> **Provided entries**
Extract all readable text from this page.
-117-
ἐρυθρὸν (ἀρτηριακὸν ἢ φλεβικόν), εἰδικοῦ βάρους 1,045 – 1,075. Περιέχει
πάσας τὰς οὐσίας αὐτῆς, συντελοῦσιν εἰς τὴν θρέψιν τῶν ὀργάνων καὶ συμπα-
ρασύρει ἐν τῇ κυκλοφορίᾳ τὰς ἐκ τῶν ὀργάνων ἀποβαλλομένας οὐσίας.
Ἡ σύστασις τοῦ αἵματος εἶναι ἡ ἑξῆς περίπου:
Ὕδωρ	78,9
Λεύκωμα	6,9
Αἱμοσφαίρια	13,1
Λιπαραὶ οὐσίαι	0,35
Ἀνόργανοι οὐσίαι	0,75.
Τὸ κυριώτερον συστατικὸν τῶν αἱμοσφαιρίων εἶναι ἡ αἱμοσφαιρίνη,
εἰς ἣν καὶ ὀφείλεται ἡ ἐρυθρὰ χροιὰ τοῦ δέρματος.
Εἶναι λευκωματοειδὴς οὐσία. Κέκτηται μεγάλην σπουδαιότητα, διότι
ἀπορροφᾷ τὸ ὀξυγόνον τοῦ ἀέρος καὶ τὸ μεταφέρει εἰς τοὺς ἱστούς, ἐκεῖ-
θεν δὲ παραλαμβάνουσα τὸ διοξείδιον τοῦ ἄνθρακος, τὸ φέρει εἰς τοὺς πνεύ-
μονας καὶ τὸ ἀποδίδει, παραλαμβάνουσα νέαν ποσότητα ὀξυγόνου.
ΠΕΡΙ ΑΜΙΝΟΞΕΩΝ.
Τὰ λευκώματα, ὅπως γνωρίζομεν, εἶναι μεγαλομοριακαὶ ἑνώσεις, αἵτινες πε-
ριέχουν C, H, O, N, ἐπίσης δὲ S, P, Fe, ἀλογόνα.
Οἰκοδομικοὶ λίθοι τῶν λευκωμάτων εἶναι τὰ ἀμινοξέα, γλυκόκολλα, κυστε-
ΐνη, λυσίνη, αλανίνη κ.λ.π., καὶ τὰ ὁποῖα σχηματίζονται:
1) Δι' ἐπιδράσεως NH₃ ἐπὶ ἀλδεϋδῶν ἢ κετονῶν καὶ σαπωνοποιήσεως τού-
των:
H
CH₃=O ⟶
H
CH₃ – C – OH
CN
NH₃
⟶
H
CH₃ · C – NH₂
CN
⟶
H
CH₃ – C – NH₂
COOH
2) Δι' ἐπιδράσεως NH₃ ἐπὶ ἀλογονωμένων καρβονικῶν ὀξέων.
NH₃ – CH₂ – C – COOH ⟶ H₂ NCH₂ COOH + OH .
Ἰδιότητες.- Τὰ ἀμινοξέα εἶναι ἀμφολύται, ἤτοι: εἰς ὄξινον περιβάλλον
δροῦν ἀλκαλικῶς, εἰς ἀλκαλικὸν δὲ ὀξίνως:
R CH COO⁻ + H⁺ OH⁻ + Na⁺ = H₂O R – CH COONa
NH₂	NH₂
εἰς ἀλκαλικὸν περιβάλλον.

> **Goal**
Extract the listing in its entirety, matching it exactly.

> **Exercise response**
Extract all readable text from this page.
-117-
ἐρυθρὸν (ἀρτηριακὸν ἢ φλεβικόν), εἰδικοῦ βάρους 1,045 – 1,075. Περιέχει
πάσας τὰς οὐσίας αὐτῆς, συντελοῦσιν εἰς τὴν θρέψιν τῶν ὀργάνων καὶ συμπα-
ρασύρει ἐν τῇ κυκλοφορίᾳ τὰς ἐκ τῶν ὀργάνων ἀποβαλλομένας οὐσίας.
Ἡ σύστασις τοῦ αἵματος εἶναι ἡ ἑξῆς περίπου:
Ὕδωρ	78,9
Λεύκωμα	6,9
Αἱμοσφαίρια	13,1
Λιπαραὶ οὐσίαι	0,35
Ἀνόργανοι οὐσίαι	0,75.
Τὸ κυριώτερον συστατικὸν τῶν αἱμοσφαιρίων εἶναι ἡ αἱμοσφαιρίνη,
εἰς ἣν καὶ ὀφείλεται ἡ ἐρυθρὰ χροιὰ τοῦ δέρματος.
Εἶναι λευκωματοειδὴς οὐσία. Κέκτηται μεγάλην σπουδαιότητα, διότι
ἀπορροφᾷ τὸ ὀξυγόνον τοῦ ἀέρος καὶ τὸ μεταφέρει εἰς τοὺς ἱστούς, ἐκεῖ-
θεν δὲ παραλαμβάνουσα τὸ διοξείδιον τοῦ ἄνθρακος, τὸ φέρει εἰς τοὺς πνεύ-
μονας καὶ τὸ ἀποδίδει, παραλαμβάνουσα νέαν ποσότητα ὀξυγόνου.
ΠΕΡΙ ΑΜΙΝΟΞΕΩΝ.
Τὰ λευκώματα, ὅπως γνωρίζομεν, εἶναι μεγαλομοριακαὶ ἑνώσεις, αἵτινες πε-
ριέχουν C, H, O, N, ἐπίσης δὲ S, P, Fe, ἀλογόνα.
Οἰκοδομικοὶ λίθοι τῶν λευκωμάτων εἶναι τὰ ἀμινοξέα, γλυκόκολλα, κυστε-
ΐνη, λυσίνη, αλανίνη κ.λ.π., καὶ τὰ ὁποῖα σχηματίζονται:
1) Δι' ἐπιδράσεως NH₃ ἐπὶ ἀλδεϋδῶν ἢ κετονῶν καὶ σαπωνοποιήσεως τού-
των:
H
CH₃=O ⟶
H
CH₃ – C – OH
CN
NH₃
⟶
H
CH₃ · C – NH₂
CN
⟶
H
CH₃ – C – NH₂
COOH
2) Δι' ἐπιδράσεως NH₃ ἐπὶ ἀλογονωμένων καρβονικῶν ὀξέων.
NH₃ – CH₂ – C – COOH ⟶ H₂ NCH₂ COOH + OH .
Ἰδιότητες.- Τὰ ἀμινοξέα εἶναι ἀμφολύται, ἤτοι: εἰς ὄξινον περιβάλλον
δροῦν ἀλκαλικῶς, εἰς ἀλκαλικὸν δὲ ὀξίνως:
R CH COO⁻ + H⁺ OH⁻ + Na⁺ = H₂O R – CH COONa
NH₂	NH₂
εἰς ἀλκαλικὸν περιβάλλον.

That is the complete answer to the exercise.